--- Ziele ---
• a. Beantworten Sie anhand des Interviewauszugs unten die folgenden Fragen:
(i) Was will Leye in diesem Jahr ändern?
(ii) Womit vergleicht Leye das erste Jahr einer neuen Partei?
(iii) Wofür will Leye im nächsten Bundestag Politik machen?
• b. Zitieren Sie aus dem Interviewauszug unten wörtlich den Abschnitt, der bei den Worten "Leye: Wir werden" beginnt und nach den Worten "das auch verstanden." endet.

--- Vorgegebener Text ---
= = = = =
Leye: Wir sind gut, aber wir können auch nicht über Wasser laufen.
taz: Andererseits hat die schleppende Aufnahme von Mitgliedern auch für viel Unmut gesorgt. Manche sind deshalb enttäuscht abgesprungen.
Leye: Wir werden das Verfahren in diesem Jahr ändern, das haben wir angekündigt, und das werden wir tun. Aber es war notwendig. Das erste Jahr ist für eine neue Partei immer wie Wilder Westen: Leute kommen zusammen, müssen sich sortieren, ringen um den Kurs. Das sorgt für Chaos. Wir hatten keinen Welpenschutz, sondern mussten von Tag eins an handlungsfähig sein. Deshalb haben wir versucht, diese Kinderkrankheiten zu überspringen. Das war vielleicht nicht immer für alle Menschen schön, aber es war einfach notwendig, und die meisten haben das auch verstanden.
taz: Wagenknecht hat ihre politische Zukunft jetzt an den Erfolg des BSW geknüpft. War das klug?
Leye: Ich erlebe das immer wieder, dass die Leute sich fragen: Was will uns Frau Wagenknecht damit sagen? Ich wundere mich immer, dass man so selten auf die Idee kommt, dass Frau Wagenknecht genau das sagen möchte, was sie sagt.
taz: Was machen Sie, wenn es nicht klappt?
Leye: Es wird klappen. Wir werden mit einer starken Fraktion in den nächsten Bundestag einziehen und dort die Politik machen, für die wir jetzt werben: für Frieden, Gerechtigkeit und Vernunft und für die arbeitenden Menschen im Land. Das hat jahrelang gefehlt und ist ein Grund dafür, dass hier die Risse in der Gesellschaft so groß sind.
= = = = =
--- Bereitgestelltes Material ---
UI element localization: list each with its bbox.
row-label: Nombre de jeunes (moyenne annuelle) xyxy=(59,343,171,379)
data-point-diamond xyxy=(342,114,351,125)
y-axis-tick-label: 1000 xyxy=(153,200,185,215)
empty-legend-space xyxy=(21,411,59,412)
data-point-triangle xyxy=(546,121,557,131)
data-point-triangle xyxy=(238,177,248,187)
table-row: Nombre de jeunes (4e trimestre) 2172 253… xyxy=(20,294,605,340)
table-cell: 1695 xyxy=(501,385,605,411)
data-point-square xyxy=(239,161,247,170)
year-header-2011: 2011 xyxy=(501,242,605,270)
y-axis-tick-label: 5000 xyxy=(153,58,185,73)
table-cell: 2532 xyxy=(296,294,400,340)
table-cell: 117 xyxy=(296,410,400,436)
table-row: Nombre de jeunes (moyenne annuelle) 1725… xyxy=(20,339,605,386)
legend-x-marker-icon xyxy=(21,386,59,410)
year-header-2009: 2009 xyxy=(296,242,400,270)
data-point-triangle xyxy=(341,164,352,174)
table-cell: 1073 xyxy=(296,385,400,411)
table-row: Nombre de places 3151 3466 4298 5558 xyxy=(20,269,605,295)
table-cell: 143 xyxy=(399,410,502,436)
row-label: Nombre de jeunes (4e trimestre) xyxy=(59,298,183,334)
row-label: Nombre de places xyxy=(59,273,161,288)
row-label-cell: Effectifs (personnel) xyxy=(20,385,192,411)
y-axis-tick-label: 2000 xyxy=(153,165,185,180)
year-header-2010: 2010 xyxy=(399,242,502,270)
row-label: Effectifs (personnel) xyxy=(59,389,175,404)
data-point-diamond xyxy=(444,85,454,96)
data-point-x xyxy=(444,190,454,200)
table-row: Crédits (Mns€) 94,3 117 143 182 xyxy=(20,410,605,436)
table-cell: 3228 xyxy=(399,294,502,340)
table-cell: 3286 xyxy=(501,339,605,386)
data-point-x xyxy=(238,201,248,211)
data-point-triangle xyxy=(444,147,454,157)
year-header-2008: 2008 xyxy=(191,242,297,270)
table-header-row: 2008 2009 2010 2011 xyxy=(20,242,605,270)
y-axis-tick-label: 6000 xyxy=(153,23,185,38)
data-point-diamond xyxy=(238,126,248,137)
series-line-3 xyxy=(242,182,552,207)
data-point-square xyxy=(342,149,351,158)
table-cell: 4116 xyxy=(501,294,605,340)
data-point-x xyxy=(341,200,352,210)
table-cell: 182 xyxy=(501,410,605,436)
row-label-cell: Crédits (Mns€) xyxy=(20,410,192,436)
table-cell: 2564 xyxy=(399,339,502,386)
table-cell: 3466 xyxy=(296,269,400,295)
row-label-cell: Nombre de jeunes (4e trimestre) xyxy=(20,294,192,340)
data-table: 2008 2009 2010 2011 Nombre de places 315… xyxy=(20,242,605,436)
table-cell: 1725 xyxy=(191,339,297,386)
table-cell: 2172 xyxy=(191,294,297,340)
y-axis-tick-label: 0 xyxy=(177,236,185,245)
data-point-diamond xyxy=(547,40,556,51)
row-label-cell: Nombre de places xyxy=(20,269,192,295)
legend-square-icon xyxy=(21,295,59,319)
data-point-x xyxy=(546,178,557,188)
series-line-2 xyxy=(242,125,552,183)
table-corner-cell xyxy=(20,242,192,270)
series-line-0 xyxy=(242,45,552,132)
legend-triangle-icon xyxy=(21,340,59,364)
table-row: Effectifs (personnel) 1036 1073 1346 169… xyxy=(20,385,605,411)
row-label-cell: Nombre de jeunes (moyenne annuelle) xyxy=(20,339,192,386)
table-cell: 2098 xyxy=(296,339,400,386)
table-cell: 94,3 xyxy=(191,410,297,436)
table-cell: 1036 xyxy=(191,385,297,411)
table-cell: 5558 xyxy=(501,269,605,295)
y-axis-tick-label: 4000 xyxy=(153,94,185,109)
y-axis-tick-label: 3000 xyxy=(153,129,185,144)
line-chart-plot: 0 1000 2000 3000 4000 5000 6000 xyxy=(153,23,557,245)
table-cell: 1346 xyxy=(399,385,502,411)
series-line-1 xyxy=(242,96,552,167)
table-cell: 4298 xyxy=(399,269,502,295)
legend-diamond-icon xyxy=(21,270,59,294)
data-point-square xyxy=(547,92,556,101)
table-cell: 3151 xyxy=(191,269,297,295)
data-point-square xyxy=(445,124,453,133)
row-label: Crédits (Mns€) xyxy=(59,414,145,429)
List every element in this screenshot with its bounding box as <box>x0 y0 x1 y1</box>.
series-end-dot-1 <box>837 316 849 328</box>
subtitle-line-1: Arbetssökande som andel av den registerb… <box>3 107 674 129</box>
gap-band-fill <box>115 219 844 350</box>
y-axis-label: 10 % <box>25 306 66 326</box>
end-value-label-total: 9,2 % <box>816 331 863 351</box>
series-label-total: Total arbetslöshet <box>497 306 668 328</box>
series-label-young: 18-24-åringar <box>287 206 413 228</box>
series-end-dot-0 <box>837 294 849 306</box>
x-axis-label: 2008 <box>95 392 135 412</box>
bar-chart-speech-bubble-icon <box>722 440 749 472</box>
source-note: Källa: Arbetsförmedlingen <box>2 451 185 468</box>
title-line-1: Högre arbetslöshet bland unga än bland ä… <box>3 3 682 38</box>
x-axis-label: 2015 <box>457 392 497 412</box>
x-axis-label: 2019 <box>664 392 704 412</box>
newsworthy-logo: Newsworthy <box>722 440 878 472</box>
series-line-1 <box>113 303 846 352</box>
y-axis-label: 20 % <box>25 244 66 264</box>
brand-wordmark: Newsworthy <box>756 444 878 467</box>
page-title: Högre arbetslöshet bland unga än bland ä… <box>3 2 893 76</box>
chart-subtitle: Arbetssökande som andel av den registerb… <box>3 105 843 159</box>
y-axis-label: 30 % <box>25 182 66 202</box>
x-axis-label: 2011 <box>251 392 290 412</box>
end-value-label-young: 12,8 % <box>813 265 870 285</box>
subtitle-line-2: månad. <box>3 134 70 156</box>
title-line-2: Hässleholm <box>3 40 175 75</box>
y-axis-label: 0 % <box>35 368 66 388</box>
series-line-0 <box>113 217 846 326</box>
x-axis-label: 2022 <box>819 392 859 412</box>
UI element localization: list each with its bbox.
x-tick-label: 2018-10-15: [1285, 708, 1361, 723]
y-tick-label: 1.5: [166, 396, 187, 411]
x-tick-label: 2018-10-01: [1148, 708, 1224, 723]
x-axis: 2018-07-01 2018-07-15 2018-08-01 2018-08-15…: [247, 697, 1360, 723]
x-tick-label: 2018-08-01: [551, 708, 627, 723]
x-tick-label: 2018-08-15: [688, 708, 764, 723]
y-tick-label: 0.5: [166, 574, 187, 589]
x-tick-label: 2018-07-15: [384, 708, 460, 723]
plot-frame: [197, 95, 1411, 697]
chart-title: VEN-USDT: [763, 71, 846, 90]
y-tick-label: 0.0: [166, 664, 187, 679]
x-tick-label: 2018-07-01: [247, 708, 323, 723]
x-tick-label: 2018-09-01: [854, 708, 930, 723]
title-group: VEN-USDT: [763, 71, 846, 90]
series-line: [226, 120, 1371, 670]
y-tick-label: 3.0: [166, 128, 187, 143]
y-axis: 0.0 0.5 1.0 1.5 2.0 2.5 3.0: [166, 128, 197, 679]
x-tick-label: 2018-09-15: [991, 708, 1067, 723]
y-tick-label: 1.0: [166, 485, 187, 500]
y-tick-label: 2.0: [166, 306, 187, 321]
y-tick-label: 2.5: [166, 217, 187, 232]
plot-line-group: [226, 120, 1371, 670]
= = = = =
--- Lösungen ---
• a.
(i) Das Verfahren.
(ii) Mit dem Wilden Westen.
(iii) Für Frieden, Gerechtigkeit und Vernunft und für die arbeitenden Menschen im Land.

• b.
Leye: Wir werden das Verfahren in diesem Jahr ändern, das haben wir angekündigt, und das werden wir tun. Aber es war notwendig. Das erste Jahr ist für eine neue Partei immer wie Wilder Westen: Leute kommen zusammen, müssen sich sortieren, ringen um den Kurs. Das sorgt für Chaos. Wir hatten keinen Welpenschutz, sondern mussten von Tag eins an handlungsfähig sein. Deshalb haben wir versucht, diese Kinderkrankheiten zu überspringen. Das war vielleicht nicht immer für alle Menschen schön, aber es war einfach notwendig, und die meisten haben das auch verstanden.